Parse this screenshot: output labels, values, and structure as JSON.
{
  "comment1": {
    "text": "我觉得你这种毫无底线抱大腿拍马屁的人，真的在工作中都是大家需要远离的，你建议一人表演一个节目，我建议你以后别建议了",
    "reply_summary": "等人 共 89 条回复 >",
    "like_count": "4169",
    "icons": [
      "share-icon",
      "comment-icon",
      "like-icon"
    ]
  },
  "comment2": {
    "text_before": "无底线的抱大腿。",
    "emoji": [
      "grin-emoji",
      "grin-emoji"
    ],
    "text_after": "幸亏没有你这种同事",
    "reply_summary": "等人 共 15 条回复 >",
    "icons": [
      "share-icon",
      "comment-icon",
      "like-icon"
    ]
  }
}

## Exercise aim:
Faithfully copy every entry, leaving nothing out.

## Reply:
Parse this screenshot: output labels, values, and structure as JSON.
{
  "comment1": {
    "text": "我觉得你这种毫无底线抱大腿拍马屁的人，真的在工作中都是大家需要远离的，你建议一人表演一个节目，我建议你以后别建议了",
    "reply_summary": "等人 共 89 条回复 >",
    "like_count": "4169",
    "icons": [
      "share-icon",
      "comment-icon",
      "like-icon"
    ]
  },
  "comment2": {
    "text_before": "无底线的抱大腿。",
    "emoji": [
      "grin-emoji",
      "grin-emoji"
    ],
    "text_after": "幸亏没有你这种同事",
    "reply_summary": "等人 共 15 条回复 >",
    "icons": [
      "share-icon",
      "comment-icon",
      "like-icon"
    ]
  }
}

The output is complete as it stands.